_Collected data:_
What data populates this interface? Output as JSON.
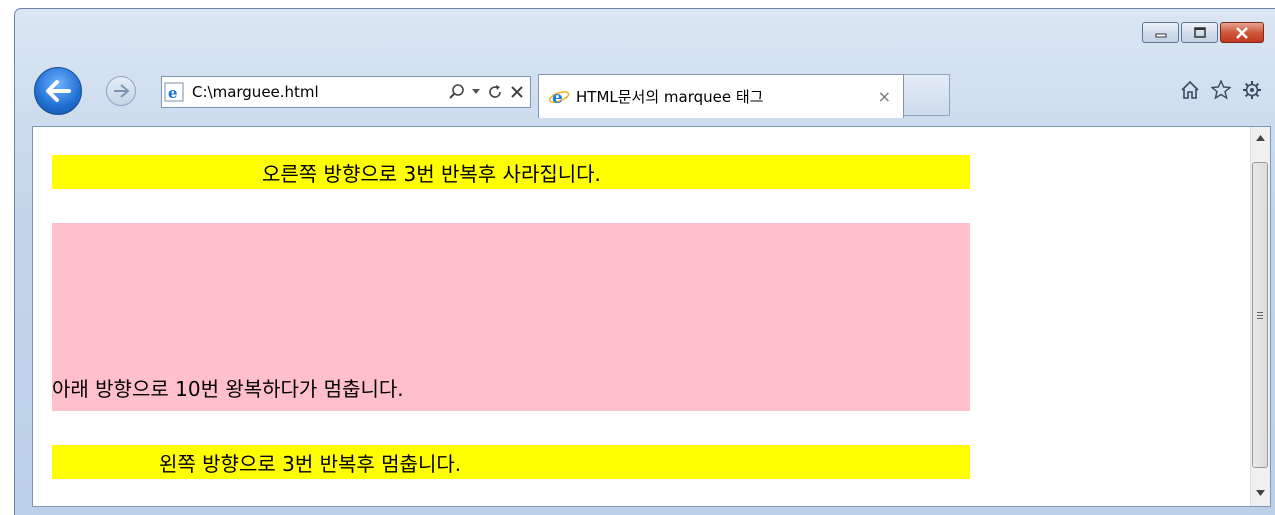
{
  "browser": {
    "address": "C:\\marguee.html",
    "tab_title": "HTML문서의 marquee 태그",
    "tab_close": "×",
    "icons": [
      "back-arrow-icon",
      "forward-arrow-icon",
      "ie-page-icon",
      "search-icon",
      "dropdown-icon",
      "refresh-icon",
      "stop-icon",
      "home-icon",
      "favorites-star-icon",
      "tools-gear-icon"
    ]
  },
  "page": {
    "marquee1": {
      "text": "오른쪽 방향으로 3번 반복후 사라집니다.",
      "background": "#ffff00"
    },
    "marquee2": {
      "text": "아래 방향으로 10번 왕복하다가 멈춥니다.",
      "background": "#ffc0cb"
    },
    "marquee3": {
      "text": "왼쪽 방향으로 3번 반복후 멈춥니다.",
      "background": "#ffff00"
    }
  },
  "colors": {
    "frame": "#c3d5ea",
    "back_button": "#1f6fd2",
    "close_button": "#c2391e"
  }
}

_EXERCISE TASK:_ Return each line exactly as written. Any picture gets left out.

_IN RESPONSE:_
What data populates this interface? Output as JSON.
{
  "browser": {
    "address": "C:\\marguee.html",
    "tab_title": "HTML문서의 marquee 태그",
    "tab_close": "×",
    "icons": [
      "back-arrow-icon",
      "forward-arrow-icon",
      "ie-page-icon",
      "search-icon",
      "dropdown-icon",
      "refresh-icon",
      "stop-icon",
      "home-icon",
      "favorites-star-icon",
      "tools-gear-icon"
    ]
  },
  "page": {
    "marquee1": {
      "text": "오른쪽 방향으로 3번 반복후 사라집니다.",
      "background": "#ffff00"
    },
    "marquee2": {
      "text": "아래 방향으로 10번 왕복하다가 멈춥니다.",
      "background": "#ffc0cb"
    },
    "marquee3": {
      "text": "왼쪽 방향으로 3번 반복후 멈춥니다.",
      "background": "#ffff00"
    }
  },
  "colors": {
    "frame": "#c3d5ea",
    "back_button": "#1f6fd2",
    "close_button": "#c2391e"
  }
}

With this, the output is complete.